= WORK REQUIRED =
Each record needs to be echoed exactly; can you do that?

>> Start INPUT RECORDS

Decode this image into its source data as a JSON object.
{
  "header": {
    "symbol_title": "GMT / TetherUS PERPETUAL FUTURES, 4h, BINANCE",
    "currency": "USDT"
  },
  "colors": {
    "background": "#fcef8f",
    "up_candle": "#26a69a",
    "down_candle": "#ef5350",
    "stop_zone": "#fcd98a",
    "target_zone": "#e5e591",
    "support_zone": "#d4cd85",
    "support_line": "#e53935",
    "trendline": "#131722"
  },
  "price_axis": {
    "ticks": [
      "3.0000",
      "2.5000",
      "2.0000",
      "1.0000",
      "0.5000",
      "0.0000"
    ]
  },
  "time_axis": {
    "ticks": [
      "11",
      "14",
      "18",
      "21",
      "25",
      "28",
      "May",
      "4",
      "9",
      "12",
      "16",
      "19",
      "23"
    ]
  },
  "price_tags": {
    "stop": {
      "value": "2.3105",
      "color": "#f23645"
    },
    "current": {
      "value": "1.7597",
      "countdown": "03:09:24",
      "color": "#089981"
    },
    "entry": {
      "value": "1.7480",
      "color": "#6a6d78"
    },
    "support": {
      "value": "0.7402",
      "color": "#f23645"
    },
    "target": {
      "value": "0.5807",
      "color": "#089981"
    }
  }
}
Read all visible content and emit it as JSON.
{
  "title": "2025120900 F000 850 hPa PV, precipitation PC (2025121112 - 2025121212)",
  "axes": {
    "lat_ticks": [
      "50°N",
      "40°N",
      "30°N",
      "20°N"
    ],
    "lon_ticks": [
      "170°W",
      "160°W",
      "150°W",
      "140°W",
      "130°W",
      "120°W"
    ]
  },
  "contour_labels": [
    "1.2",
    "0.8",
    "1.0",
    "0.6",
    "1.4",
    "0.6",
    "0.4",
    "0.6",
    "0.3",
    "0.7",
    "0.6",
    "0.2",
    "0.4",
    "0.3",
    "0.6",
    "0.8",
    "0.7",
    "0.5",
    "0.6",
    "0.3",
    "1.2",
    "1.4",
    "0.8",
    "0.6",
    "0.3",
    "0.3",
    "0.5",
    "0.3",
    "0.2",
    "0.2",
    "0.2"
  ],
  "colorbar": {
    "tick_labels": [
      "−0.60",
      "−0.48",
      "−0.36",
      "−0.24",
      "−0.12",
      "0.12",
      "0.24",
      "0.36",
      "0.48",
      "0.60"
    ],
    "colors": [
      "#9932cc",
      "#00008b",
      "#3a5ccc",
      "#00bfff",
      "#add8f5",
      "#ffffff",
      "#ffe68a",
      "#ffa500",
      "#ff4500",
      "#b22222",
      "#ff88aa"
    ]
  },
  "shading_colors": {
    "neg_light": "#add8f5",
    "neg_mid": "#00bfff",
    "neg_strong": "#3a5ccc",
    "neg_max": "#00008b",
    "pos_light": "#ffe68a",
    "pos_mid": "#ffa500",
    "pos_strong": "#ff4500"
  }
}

>> End INPUT RECORDS

= SOLUTION TO THE PROBLEM =
Decode this image into its source data as a JSON object.
{
  "header": {
    "symbol_title": "GMT / TetherUS PERPETUAL FUTURES, 4h, BINANCE",
    "currency": "USDT"
  },
  "colors": {
    "background": "#fcef8f",
    "up_candle": "#26a69a",
    "down_candle": "#ef5350",
    "stop_zone": "#fcd98a",
    "target_zone": "#e5e591",
    "support_zone": "#d4cd85",
    "support_line": "#e53935",
    "trendline": "#131722"
  },
  "price_axis": {
    "ticks": [
      "3.0000",
      "2.5000",
      "2.0000",
      "1.0000",
      "0.5000",
      "0.0000"
    ]
  },
  "time_axis": {
    "ticks": [
      "11",
      "14",
      "18",
      "21",
      "25",
      "28",
      "May",
      "4",
      "9",
      "12",
      "16",
      "19",
      "23"
    ]
  },
  "price_tags": {
    "stop": {
      "value": "2.3105",
      "color": "#f23645"
    },
    "current": {
      "value": "1.7597",
      "countdown": "03:09:24",
      "color": "#089981"
    },
    "entry": {
      "value": "1.7480",
      "color": "#6a6d78"
    },
    "support": {
      "value": "0.7402",
      "color": "#f23645"
    },
    "target": {
      "value": "0.5807",
      "color": "#089981"
    }
  }
}
Read all visible content and emit it as JSON.
{
  "title": "2025120900 F000 850 hPa PV, precipitation PC (2025121112 - 2025121212)",
  "axes": {
    "lat_ticks": [
      "50°N",
      "40°N",
      "30°N",
      "20°N"
    ],
    "lon_ticks": [
      "170°W",
      "160°W",
      "150°W",
      "140°W",
      "130°W",
      "120°W"
    ]
  },
  "contour_labels": [
    "1.2",
    "0.8",
    "1.0",
    "0.6",
    "1.4",
    "0.6",
    "0.4",
    "0.6",
    "0.3",
    "0.7",
    "0.6",
    "0.2",
    "0.4",
    "0.3",
    "0.6",
    "0.8",
    "0.7",
    "0.5",
    "0.6",
    "0.3",
    "1.2",
    "1.4",
    "0.8",
    "0.6",
    "0.3",
    "0.3",
    "0.5",
    "0.3",
    "0.2",
    "0.2",
    "0.2"
  ],
  "colorbar": {
    "tick_labels": [
      "−0.60",
      "−0.48",
      "−0.36",
      "−0.24",
      "−0.12",
      "0.12",
      "0.24",
      "0.36",
      "0.48",
      "0.60"
    ],
    "colors": [
      "#9932cc",
      "#00008b",
      "#3a5ccc",
      "#00bfff",
      "#add8f5",
      "#ffffff",
      "#ffe68a",
      "#ffa500",
      "#ff4500",
      "#b22222",
      "#ff88aa"
    ]
  },
  "shading_colors": {
    "neg_light": "#add8f5",
    "neg_mid": "#00bfff",
    "neg_strong": "#3a5ccc",
    "neg_max": "#00008b",
    "pos_light": "#ffe68a",
    "pos_mid": "#ffa500",
    "pos_strong": "#ff4500"
  }
}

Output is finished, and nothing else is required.